EXERCISE BRIEF – Reproduce the data below, replacing every "price-axis-label" with "price-scale-label" and leaving everything else unchanged.

PROVIDED MATERIAL –
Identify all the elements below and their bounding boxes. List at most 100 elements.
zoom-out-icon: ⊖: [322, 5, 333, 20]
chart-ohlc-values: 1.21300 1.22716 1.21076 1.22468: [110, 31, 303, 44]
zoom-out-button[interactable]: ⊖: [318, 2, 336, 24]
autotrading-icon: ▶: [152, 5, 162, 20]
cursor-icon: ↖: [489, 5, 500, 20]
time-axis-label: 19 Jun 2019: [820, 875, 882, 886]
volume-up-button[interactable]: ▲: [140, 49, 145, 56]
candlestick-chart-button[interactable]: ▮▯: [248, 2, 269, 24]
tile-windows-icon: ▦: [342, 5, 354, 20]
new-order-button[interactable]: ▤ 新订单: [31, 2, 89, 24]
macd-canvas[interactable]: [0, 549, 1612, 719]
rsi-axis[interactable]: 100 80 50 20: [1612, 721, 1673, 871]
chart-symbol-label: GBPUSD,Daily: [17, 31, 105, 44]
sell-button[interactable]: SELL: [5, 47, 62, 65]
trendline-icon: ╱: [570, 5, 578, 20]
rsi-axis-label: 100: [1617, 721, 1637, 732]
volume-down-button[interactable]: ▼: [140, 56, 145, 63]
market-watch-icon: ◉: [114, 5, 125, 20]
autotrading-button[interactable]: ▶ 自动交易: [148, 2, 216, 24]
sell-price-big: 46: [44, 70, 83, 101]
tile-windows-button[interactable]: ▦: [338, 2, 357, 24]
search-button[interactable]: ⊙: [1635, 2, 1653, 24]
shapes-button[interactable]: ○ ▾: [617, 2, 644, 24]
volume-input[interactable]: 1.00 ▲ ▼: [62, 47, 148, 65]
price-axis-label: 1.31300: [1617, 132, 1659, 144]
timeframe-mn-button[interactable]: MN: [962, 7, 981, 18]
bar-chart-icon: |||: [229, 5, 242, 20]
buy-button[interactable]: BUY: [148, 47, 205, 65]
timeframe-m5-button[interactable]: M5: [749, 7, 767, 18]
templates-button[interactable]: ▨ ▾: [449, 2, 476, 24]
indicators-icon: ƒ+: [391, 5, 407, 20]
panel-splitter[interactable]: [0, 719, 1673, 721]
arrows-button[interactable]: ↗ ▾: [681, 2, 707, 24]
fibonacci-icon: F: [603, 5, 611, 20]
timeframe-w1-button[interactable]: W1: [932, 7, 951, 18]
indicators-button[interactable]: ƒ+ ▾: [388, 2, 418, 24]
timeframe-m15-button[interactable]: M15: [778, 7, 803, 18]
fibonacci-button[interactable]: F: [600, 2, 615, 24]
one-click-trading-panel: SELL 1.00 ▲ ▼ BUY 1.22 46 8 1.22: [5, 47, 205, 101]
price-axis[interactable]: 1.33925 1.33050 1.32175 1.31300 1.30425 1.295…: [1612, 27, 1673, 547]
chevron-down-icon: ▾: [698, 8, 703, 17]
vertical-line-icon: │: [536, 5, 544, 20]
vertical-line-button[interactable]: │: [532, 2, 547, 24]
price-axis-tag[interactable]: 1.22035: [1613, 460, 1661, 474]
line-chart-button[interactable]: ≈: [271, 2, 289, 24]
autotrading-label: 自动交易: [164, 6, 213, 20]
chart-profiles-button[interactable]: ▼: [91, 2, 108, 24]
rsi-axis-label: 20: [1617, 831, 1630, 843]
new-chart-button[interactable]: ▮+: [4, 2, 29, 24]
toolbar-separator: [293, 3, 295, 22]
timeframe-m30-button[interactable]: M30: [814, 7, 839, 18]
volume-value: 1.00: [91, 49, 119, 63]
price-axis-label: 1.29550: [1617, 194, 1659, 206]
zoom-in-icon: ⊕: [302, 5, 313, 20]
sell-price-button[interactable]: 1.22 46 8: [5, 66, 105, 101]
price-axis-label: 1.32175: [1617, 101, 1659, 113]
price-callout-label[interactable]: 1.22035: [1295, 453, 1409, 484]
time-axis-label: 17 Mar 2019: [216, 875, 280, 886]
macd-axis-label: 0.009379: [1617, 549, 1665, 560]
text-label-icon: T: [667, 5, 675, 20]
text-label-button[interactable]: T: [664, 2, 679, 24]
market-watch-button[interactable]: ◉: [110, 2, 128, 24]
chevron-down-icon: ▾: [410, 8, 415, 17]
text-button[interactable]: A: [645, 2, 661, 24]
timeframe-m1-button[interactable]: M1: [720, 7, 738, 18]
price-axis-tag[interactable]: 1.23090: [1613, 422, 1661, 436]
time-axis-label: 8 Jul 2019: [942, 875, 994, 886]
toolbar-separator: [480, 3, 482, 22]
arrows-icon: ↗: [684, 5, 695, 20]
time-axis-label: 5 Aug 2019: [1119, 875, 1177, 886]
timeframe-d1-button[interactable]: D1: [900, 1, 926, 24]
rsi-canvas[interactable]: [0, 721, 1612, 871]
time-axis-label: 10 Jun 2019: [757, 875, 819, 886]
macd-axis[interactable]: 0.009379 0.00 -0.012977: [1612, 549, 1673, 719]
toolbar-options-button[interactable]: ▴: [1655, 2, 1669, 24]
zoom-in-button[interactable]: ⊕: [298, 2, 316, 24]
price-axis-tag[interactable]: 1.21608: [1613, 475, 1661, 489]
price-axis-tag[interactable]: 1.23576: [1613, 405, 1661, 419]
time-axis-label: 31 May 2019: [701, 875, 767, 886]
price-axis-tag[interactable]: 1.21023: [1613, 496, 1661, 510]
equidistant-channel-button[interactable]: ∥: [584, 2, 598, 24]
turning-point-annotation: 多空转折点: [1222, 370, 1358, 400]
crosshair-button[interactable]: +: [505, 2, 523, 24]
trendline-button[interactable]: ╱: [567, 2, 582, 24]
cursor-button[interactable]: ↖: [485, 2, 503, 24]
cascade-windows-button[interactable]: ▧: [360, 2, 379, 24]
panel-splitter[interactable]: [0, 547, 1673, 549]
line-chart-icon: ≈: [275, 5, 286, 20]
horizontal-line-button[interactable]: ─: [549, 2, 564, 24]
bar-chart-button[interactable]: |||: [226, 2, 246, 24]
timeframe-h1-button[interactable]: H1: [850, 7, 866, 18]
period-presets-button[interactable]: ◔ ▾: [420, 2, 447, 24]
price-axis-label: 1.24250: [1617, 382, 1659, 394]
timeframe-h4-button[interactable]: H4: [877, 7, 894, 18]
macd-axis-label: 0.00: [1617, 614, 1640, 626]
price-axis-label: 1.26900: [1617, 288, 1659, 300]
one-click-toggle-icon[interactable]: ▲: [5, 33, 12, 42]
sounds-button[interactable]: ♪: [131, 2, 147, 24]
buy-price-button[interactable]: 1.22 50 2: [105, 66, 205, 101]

CORRECT RESULT –
Identify all the elements below and their bounding boxes. List at most 100 elements.
zoom-out-icon: ⊖: [322, 5, 333, 20]
chart-ohlc-values: 1.21300 1.22716 1.21076 1.22468: [110, 31, 303, 44]
zoom-out-button[interactable]: ⊖: [318, 2, 336, 24]
autotrading-icon: ▶: [152, 5, 162, 20]
cursor-icon: ↖: [489, 5, 500, 20]
time-axis-label: 19 Jun 2019: [820, 875, 882, 886]
volume-up-button[interactable]: ▲: [140, 49, 145, 56]
candlestick-chart-button[interactable]: ▮▯: [248, 2, 269, 24]
tile-windows-icon: ▦: [342, 5, 354, 20]
new-order-button[interactable]: ▤ 新订单: [31, 2, 89, 24]
macd-canvas[interactable]: [0, 549, 1612, 719]
rsi-axis[interactable]: 100 80 50 20: [1612, 721, 1673, 871]
chart-symbol-label: GBPUSD,Daily: [17, 31, 105, 44]
sell-button[interactable]: SELL: [5, 47, 62, 65]
trendline-icon: ╱: [570, 5, 578, 20]
rsi-axis-label: 100: [1617, 721, 1637, 732]
volume-down-button[interactable]: ▼: [140, 56, 145, 63]
market-watch-icon: ◉: [114, 5, 125, 20]
autotrading-button[interactable]: ▶ 自动交易: [148, 2, 216, 24]
sell-price-big: 46: [44, 70, 83, 101]
tile-windows-button[interactable]: ▦: [338, 2, 357, 24]
search-button[interactable]: ⊙: [1635, 2, 1653, 24]
shapes-button[interactable]: ○ ▾: [617, 2, 644, 24]
volume-input[interactable]: 1.00 ▲ ▼: [62, 47, 148, 65]
price-scale-label: 1.31300: [1617, 132, 1659, 144]
timeframe-mn-button[interactable]: MN: [962, 7, 981, 18]
bar-chart-icon: |||: [229, 5, 242, 20]
buy-button[interactable]: BUY: [148, 47, 205, 65]
timeframe-m5-button[interactable]: M5: [749, 7, 767, 18]
templates-button[interactable]: ▨ ▾: [449, 2, 476, 24]
indicators-icon: ƒ+: [391, 5, 407, 20]
panel-splitter[interactable]: [0, 719, 1673, 721]
arrows-button[interactable]: ↗ ▾: [681, 2, 707, 24]
fibonacci-icon: F: [603, 5, 611, 20]
timeframe-w1-button[interactable]: W1: [932, 7, 951, 18]
indicators-button[interactable]: ƒ+ ▾: [388, 2, 418, 24]
timeframe-m15-button[interactable]: M15: [778, 7, 803, 18]
fibonacci-button[interactable]: F: [600, 2, 615, 24]
one-click-trading-panel: SELL 1.00 ▲ ▼ BUY 1.22 46 8 1.22: [5, 47, 205, 101]
price-axis[interactable]: 1.33925 1.33050 1.32175 1.31300 1.30425 1.295…: [1612, 27, 1673, 547]
chevron-down-icon: ▾: [698, 8, 703, 17]
vertical-line-icon: │: [536, 5, 544, 20]
vertical-line-button[interactable]: │: [532, 2, 547, 24]
price-axis-tag[interactable]: 1.22035: [1613, 460, 1661, 474]
line-chart-button[interactable]: ≈: [271, 2, 289, 24]
autotrading-label: 自动交易: [164, 6, 213, 20]
chart-profiles-button[interactable]: ▼: [91, 2, 108, 24]
rsi-axis-label: 20: [1617, 831, 1630, 843]
new-chart-button[interactable]: ▮+: [4, 2, 29, 24]
toolbar-separator: [293, 3, 295, 22]
timeframe-m30-button[interactable]: M30: [814, 7, 839, 18]
volume-value: 1.00: [91, 49, 119, 63]
price-scale-label: 1.29550: [1617, 194, 1659, 206]
zoom-in-icon: ⊕: [302, 5, 313, 20]
sell-price-button[interactable]: 1.22 46 8: [5, 66, 105, 101]
price-scale-label: 1.32175: [1617, 101, 1659, 113]
price-callout-label[interactable]: 1.22035: [1295, 453, 1409, 484]
time-axis-label: 17 Mar 2019: [216, 875, 280, 886]
macd-axis-label: 0.009379: [1617, 549, 1665, 560]
text-label-icon: T: [667, 5, 675, 20]
text-label-button[interactable]: T: [664, 2, 679, 24]
market-watch-button[interactable]: ◉: [110, 2, 128, 24]
chevron-down-icon: ▾: [410, 8, 415, 17]
text-button[interactable]: A: [645, 2, 661, 24]
timeframe-m1-button[interactable]: M1: [720, 7, 738, 18]
price-axis-tag[interactable]: 1.23090: [1613, 422, 1661, 436]
time-axis-label: 8 Jul 2019: [942, 875, 994, 886]
toolbar-separator: [480, 3, 482, 22]
arrows-icon: ↗: [684, 5, 695, 20]
time-axis-label: 5 Aug 2019: [1119, 875, 1177, 886]
timeframe-d1-button[interactable]: D1: [900, 1, 926, 24]
rsi-canvas[interactable]: [0, 721, 1612, 871]
time-axis-label: 10 Jun 2019: [757, 875, 819, 886]
macd-axis[interactable]: 0.009379 0.00 -0.012977: [1612, 549, 1673, 719]
toolbar-options-button[interactable]: ▴: [1655, 2, 1669, 24]
zoom-in-button[interactable]: ⊕: [298, 2, 316, 24]
price-axis-tag[interactable]: 1.21608: [1613, 475, 1661, 489]
price-axis-tag[interactable]: 1.23576: [1613, 405, 1661, 419]
time-axis-label: 31 May 2019: [701, 875, 767, 886]
price-axis-tag[interactable]: 1.21023: [1613, 496, 1661, 510]
equidistant-channel-button[interactable]: ∥: [584, 2, 598, 24]
turning-point-annotation: 多空转折点: [1222, 370, 1358, 400]
crosshair-button[interactable]: +: [505, 2, 523, 24]
trendline-button[interactable]: ╱: [567, 2, 582, 24]
cursor-button[interactable]: ↖: [485, 2, 503, 24]
cascade-windows-button[interactable]: ▧: [360, 2, 379, 24]
panel-splitter[interactable]: [0, 547, 1673, 549]
line-chart-icon: ≈: [275, 5, 286, 20]
horizontal-line-button[interactable]: ─: [549, 2, 564, 24]
bar-chart-button[interactable]: |||: [226, 2, 246, 24]
timeframe-h1-button[interactable]: H1: [850, 7, 866, 18]
period-presets-button[interactable]: ◔ ▾: [420, 2, 447, 24]
price-scale-label: 1.24250: [1617, 382, 1659, 394]
timeframe-h4-button[interactable]: H4: [877, 7, 894, 18]
macd-axis-label: 0.00: [1617, 614, 1640, 626]
price-scale-label: 1.26900: [1617, 288, 1659, 300]
one-click-toggle-icon[interactable]: ▲: [5, 33, 12, 42]
sounds-button[interactable]: ♪: [131, 2, 147, 24]
buy-price-button[interactable]: 1.22 50 2: [105, 66, 205, 101]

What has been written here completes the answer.